> JOB
Output only the lines that run from the line holding "Read all visible content and emit it as JSON." to the end of the entries, both ends included, and skip the pictures.

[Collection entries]

——

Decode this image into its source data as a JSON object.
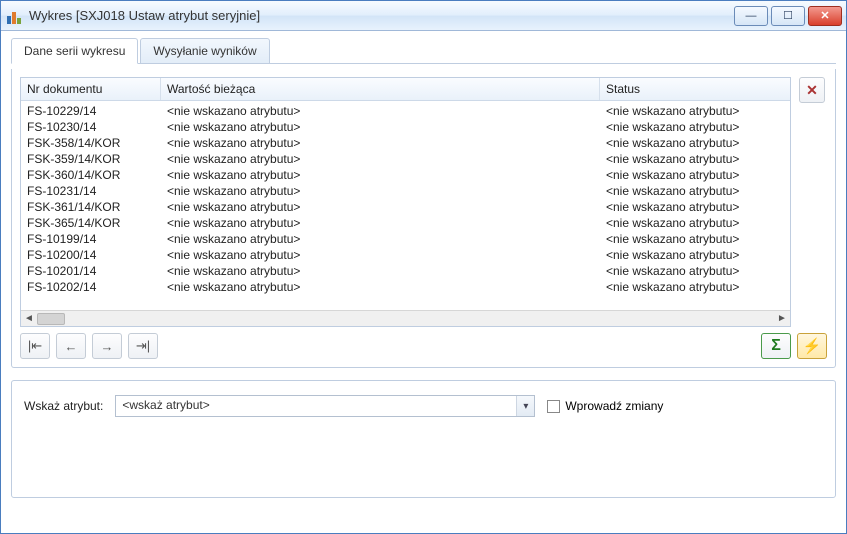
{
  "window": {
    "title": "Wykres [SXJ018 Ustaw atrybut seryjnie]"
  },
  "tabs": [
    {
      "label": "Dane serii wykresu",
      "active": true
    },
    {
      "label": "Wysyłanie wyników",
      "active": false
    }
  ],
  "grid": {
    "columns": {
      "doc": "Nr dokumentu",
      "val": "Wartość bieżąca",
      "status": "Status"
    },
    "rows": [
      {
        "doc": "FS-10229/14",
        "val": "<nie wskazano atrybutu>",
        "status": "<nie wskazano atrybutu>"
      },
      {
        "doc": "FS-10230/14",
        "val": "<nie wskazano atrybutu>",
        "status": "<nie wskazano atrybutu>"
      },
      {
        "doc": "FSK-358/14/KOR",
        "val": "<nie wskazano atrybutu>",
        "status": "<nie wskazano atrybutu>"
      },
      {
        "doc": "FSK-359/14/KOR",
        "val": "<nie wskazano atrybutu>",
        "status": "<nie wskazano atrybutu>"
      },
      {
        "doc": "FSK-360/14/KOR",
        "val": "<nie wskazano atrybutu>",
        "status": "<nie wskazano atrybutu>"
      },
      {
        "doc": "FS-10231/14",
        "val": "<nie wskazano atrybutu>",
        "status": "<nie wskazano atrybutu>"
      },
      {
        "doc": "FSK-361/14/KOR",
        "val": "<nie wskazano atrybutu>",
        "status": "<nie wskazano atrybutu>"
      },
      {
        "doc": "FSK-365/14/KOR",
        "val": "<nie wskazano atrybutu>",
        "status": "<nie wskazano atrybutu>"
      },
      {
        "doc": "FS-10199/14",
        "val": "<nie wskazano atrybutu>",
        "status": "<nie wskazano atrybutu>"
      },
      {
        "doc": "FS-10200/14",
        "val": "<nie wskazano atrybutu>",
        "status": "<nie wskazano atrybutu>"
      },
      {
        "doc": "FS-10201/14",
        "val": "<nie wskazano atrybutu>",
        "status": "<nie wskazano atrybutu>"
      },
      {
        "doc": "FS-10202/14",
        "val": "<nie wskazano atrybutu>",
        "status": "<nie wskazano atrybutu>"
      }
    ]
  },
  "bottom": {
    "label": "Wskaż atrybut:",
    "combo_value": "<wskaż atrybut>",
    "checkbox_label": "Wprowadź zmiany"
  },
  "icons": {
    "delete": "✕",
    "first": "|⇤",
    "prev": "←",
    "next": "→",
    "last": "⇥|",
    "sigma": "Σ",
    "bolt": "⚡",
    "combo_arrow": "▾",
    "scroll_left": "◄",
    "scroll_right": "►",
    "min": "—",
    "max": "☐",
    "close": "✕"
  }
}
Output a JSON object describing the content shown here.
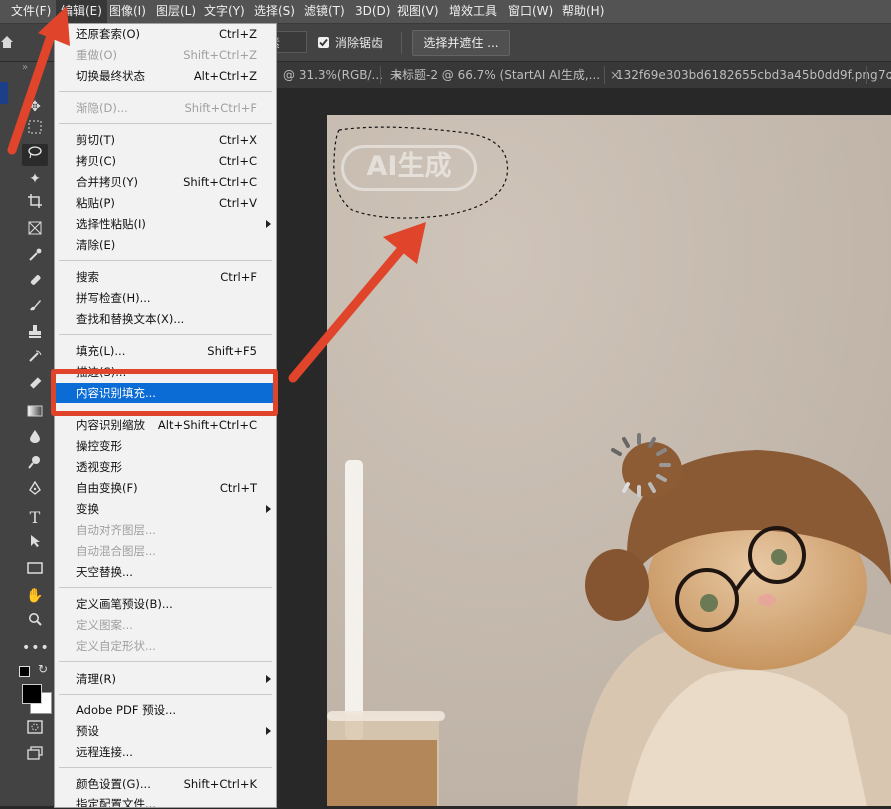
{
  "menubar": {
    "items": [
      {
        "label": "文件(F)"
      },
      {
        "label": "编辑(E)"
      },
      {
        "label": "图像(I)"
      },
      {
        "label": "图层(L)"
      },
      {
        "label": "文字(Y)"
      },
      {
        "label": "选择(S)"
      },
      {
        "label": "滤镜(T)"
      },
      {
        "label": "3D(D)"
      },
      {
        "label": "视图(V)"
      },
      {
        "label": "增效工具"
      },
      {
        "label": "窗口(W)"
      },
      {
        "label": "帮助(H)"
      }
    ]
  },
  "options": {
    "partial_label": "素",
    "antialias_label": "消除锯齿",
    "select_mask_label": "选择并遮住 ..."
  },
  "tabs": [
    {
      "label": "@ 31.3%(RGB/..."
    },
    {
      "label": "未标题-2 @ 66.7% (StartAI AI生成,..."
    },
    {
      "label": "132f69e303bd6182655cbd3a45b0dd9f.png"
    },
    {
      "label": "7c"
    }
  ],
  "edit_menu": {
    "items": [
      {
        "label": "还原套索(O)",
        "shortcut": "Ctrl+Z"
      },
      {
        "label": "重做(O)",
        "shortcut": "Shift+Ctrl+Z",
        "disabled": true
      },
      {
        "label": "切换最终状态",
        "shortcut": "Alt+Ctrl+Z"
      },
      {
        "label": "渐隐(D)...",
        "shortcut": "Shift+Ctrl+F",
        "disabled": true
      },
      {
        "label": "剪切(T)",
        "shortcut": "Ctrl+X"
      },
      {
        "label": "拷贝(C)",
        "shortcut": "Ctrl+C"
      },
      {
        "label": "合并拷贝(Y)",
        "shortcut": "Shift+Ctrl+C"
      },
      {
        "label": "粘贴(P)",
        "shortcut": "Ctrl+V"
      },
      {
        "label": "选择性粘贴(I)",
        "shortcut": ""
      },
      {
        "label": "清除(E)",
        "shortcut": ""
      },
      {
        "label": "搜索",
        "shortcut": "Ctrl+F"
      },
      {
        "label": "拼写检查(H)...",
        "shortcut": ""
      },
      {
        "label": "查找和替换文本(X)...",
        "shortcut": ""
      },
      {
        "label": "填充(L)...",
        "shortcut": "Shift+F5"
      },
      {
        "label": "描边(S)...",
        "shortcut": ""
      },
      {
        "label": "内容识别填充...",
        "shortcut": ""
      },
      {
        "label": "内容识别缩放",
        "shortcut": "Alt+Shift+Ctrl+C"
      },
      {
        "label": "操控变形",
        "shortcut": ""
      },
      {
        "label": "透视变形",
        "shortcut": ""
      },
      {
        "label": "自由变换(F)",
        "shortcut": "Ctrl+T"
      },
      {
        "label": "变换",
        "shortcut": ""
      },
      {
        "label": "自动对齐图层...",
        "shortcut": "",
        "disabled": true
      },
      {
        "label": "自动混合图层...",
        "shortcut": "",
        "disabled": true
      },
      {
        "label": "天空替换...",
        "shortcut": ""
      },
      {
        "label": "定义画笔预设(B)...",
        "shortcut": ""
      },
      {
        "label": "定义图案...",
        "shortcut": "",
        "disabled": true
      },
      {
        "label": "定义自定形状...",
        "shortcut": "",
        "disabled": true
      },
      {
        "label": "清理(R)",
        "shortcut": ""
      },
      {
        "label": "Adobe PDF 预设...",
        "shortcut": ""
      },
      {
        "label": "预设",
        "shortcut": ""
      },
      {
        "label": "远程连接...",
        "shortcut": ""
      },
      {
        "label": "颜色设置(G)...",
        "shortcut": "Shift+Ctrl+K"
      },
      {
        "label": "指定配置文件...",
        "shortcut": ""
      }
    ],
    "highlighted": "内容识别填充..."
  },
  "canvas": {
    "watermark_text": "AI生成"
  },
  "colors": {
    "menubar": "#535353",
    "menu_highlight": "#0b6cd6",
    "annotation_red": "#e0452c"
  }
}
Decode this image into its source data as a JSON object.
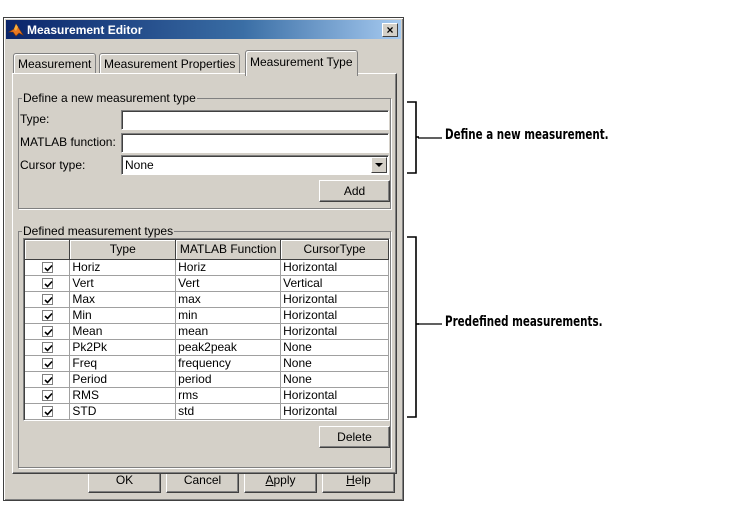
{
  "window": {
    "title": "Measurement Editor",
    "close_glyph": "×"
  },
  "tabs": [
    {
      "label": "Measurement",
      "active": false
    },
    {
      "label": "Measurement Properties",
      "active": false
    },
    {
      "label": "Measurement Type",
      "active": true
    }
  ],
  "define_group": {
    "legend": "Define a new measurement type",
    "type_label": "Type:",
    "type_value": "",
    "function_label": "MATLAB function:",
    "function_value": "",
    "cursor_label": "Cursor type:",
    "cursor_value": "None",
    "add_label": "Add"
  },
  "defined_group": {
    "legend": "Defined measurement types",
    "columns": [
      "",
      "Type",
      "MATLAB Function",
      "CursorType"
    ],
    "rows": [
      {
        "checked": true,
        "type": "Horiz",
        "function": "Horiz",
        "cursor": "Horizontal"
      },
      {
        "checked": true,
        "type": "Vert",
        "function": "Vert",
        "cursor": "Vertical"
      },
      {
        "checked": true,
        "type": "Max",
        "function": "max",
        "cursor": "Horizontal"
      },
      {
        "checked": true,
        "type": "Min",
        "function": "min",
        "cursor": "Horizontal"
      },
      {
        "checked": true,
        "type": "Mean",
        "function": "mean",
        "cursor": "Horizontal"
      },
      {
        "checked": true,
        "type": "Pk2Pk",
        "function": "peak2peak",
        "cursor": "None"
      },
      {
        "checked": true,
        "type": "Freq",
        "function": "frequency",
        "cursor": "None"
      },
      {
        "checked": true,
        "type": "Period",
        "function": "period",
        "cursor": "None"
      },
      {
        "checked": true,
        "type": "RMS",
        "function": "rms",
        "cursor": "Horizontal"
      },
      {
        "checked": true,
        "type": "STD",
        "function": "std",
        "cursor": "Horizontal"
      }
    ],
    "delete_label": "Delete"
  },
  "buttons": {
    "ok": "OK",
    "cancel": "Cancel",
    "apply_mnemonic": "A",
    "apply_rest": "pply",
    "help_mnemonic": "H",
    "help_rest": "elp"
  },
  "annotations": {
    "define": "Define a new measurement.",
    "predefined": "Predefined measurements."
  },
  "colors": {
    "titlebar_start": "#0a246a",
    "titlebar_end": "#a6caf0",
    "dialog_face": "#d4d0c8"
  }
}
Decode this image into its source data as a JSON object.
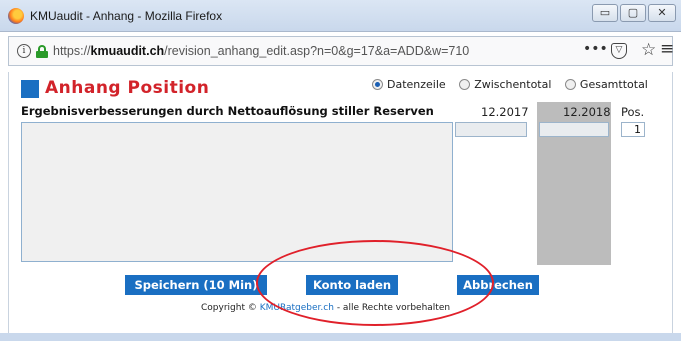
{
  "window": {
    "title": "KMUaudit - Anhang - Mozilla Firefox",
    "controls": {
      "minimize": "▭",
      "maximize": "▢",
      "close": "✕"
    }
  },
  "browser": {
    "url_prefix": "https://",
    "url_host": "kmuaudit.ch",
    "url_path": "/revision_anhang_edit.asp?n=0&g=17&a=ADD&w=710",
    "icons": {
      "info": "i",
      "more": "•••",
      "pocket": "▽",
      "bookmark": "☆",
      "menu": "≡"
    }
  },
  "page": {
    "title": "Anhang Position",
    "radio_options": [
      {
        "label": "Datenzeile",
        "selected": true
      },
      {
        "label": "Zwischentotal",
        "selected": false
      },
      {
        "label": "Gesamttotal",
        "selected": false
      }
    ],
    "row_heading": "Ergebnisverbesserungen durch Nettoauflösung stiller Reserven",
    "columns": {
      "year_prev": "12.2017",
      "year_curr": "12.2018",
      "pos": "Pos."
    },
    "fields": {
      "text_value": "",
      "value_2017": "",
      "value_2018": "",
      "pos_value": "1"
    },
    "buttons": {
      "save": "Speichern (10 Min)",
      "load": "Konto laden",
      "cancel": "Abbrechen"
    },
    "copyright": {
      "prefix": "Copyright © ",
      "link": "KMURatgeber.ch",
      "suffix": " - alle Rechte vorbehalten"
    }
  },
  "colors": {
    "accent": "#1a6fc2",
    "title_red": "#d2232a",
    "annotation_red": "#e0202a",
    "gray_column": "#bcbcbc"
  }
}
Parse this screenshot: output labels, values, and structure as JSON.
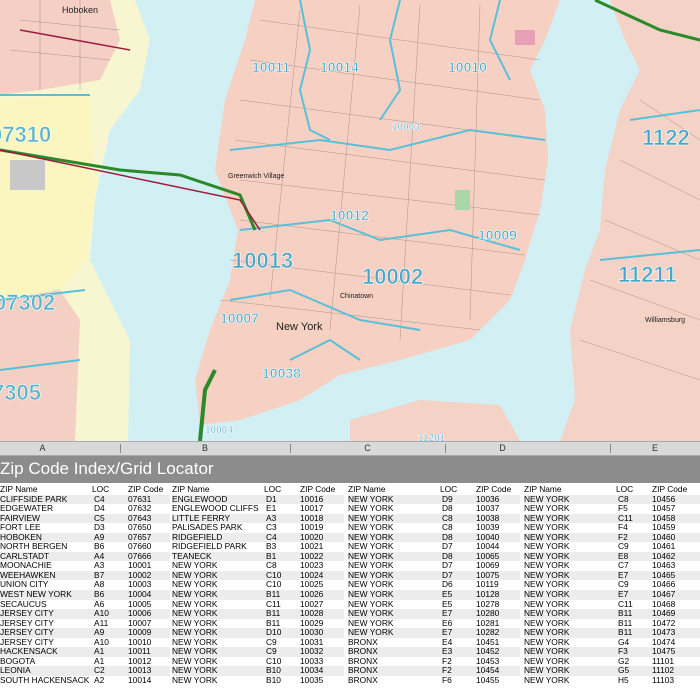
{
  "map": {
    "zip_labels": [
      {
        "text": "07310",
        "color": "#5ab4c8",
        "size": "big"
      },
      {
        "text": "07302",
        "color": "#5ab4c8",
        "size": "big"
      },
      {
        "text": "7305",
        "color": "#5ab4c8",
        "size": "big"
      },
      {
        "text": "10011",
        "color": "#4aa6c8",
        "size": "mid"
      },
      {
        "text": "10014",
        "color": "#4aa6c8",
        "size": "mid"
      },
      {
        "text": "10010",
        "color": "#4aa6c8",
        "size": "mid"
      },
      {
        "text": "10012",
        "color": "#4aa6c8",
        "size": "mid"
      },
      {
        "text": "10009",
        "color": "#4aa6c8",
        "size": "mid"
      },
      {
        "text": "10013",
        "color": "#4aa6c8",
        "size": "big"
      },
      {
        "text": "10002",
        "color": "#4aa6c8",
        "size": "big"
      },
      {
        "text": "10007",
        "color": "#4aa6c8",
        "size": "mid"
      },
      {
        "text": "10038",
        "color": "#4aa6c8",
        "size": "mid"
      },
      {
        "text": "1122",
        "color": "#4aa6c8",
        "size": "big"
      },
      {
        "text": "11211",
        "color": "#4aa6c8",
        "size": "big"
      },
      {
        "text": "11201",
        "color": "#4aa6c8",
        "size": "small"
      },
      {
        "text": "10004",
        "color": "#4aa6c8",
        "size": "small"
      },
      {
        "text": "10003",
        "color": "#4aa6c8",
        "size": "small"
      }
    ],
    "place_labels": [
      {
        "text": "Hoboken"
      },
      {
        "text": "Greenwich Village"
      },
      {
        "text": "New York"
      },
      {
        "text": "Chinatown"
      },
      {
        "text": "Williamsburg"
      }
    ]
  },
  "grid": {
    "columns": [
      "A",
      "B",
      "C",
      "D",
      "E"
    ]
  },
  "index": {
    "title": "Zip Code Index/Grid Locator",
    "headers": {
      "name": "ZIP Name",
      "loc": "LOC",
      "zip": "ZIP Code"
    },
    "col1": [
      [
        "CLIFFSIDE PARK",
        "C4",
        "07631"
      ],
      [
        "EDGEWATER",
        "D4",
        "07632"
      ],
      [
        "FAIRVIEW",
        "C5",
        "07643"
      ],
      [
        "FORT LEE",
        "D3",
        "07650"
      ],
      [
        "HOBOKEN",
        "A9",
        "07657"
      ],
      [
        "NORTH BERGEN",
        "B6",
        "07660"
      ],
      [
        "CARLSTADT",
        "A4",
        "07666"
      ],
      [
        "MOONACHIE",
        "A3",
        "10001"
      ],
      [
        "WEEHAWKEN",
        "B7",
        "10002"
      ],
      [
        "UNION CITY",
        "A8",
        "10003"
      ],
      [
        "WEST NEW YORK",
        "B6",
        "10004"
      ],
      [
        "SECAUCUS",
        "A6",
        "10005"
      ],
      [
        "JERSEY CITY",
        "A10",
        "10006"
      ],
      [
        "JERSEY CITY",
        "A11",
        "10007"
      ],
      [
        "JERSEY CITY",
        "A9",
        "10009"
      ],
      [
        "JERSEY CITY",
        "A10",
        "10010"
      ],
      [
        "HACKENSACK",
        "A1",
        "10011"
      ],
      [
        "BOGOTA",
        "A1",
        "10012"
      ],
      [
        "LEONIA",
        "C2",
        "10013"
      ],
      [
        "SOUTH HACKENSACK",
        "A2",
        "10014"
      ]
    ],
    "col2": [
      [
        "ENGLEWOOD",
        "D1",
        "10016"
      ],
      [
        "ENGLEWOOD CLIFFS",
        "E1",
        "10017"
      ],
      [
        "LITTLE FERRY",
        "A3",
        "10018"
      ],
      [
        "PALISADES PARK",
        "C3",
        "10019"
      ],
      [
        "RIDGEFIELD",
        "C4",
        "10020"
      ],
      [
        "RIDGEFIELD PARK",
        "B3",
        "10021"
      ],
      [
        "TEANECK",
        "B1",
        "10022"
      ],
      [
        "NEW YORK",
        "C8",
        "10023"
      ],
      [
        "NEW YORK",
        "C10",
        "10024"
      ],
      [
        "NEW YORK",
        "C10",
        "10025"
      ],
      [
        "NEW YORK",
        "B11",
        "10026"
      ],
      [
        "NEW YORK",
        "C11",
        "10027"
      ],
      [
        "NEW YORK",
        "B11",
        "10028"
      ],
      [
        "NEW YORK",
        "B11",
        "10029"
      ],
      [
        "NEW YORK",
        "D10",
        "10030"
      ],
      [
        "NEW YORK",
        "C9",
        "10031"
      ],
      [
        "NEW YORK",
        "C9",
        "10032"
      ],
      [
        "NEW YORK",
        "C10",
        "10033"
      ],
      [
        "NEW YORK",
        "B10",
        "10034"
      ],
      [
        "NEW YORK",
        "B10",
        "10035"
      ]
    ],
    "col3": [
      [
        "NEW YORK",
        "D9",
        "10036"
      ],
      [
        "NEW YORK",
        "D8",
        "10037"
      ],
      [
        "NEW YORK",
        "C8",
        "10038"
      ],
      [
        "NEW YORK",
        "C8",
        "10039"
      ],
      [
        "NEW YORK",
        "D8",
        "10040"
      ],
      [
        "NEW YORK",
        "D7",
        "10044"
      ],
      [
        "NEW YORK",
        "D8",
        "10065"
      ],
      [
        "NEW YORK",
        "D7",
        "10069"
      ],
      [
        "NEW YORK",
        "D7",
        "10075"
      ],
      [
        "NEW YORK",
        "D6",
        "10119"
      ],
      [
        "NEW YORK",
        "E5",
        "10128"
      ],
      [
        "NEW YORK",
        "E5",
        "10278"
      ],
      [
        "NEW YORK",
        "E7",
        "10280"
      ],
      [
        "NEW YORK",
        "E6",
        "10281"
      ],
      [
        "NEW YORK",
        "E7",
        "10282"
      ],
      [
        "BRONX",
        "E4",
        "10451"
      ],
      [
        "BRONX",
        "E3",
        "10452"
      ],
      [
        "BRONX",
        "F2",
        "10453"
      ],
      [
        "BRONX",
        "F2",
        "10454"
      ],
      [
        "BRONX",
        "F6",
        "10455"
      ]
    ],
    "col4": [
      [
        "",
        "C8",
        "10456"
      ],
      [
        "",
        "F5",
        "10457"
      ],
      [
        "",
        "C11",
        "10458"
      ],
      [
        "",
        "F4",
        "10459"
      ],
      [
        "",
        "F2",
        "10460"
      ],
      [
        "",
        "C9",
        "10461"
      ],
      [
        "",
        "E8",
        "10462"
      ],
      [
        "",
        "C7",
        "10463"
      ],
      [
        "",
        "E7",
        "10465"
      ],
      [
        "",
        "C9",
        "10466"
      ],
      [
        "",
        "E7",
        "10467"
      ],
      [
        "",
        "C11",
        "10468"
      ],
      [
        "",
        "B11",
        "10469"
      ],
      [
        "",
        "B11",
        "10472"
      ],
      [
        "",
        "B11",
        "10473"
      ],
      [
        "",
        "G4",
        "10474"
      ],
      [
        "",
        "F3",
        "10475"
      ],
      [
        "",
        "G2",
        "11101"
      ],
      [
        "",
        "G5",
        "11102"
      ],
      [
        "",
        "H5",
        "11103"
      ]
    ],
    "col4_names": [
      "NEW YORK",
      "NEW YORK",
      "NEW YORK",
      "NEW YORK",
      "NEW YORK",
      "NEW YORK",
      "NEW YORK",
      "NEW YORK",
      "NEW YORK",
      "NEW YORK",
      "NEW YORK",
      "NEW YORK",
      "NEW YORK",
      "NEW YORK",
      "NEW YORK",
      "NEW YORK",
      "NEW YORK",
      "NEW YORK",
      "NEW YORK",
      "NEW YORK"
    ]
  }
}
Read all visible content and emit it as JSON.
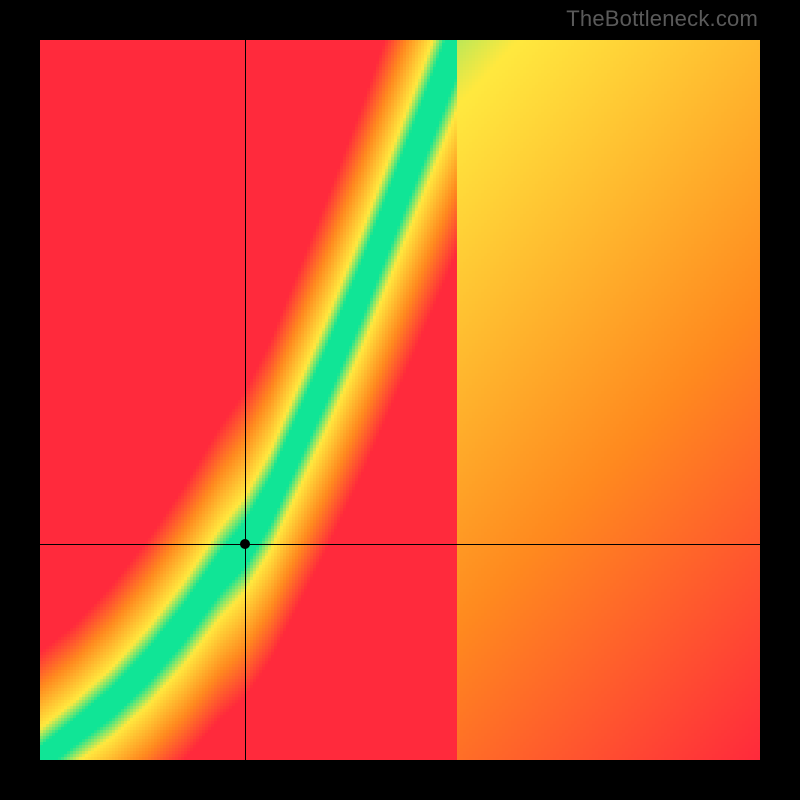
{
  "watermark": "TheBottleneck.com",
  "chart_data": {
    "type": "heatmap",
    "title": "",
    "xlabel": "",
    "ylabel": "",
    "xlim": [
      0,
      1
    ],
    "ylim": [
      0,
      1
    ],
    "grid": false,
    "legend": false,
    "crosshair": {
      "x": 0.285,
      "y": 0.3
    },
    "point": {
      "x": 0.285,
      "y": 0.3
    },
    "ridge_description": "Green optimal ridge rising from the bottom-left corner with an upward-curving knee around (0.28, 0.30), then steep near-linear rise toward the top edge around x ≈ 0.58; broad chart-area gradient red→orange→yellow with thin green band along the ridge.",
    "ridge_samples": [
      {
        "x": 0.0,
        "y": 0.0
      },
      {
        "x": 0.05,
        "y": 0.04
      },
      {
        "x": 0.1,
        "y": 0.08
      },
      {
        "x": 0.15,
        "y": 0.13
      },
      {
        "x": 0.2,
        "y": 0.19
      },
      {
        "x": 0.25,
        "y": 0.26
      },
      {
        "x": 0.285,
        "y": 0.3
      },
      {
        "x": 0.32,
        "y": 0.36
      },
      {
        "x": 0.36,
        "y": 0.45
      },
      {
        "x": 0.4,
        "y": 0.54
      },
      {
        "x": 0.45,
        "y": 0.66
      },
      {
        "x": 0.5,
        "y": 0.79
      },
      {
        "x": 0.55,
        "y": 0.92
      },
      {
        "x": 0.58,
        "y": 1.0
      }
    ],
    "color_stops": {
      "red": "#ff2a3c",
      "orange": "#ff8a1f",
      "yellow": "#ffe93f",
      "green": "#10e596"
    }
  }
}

——

> RESULT FOR THIS EXERCISE
Read all visible content and emit it as JSON.
{
  "watermark": "TheBottleneck.com",
  "chart_data": {
    "type": "heatmap",
    "title": "",
    "xlabel": "",
    "ylabel": "",
    "xlim": [
      0,
      1
    ],
    "ylim": [
      0,
      1
    ],
    "grid": false,
    "legend": false,
    "crosshair": {
      "x": 0.285,
      "y": 0.3
    },
    "point": {
      "x": 0.285,
      "y": 0.3
    },
    "ridge_description": "Green optimal ridge rising from the bottom-left corner with an upward-curving knee around (0.28, 0.30), then steep near-linear rise toward the top edge around x ≈ 0.58; broad chart-area gradient red→orange→yellow with thin green band along the ridge.",
    "ridge_samples": [
      {
        "x": 0.0,
        "y": 0.0
      },
      {
        "x": 0.05,
        "y": 0.04
      },
      {
        "x": 0.1,
        "y": 0.08
      },
      {
        "x": 0.15,
        "y": 0.13
      },
      {
        "x": 0.2,
        "y": 0.19
      },
      {
        "x": 0.25,
        "y": 0.26
      },
      {
        "x": 0.285,
        "y": 0.3
      },
      {
        "x": 0.32,
        "y": 0.36
      },
      {
        "x": 0.36,
        "y": 0.45
      },
      {
        "x": 0.4,
        "y": 0.54
      },
      {
        "x": 0.45,
        "y": 0.66
      },
      {
        "x": 0.5,
        "y": 0.79
      },
      {
        "x": 0.55,
        "y": 0.92
      },
      {
        "x": 0.58,
        "y": 1.0
      }
    ],
    "color_stops": {
      "red": "#ff2a3c",
      "orange": "#ff8a1f",
      "yellow": "#ffe93f",
      "green": "#10e596"
    }
  }
}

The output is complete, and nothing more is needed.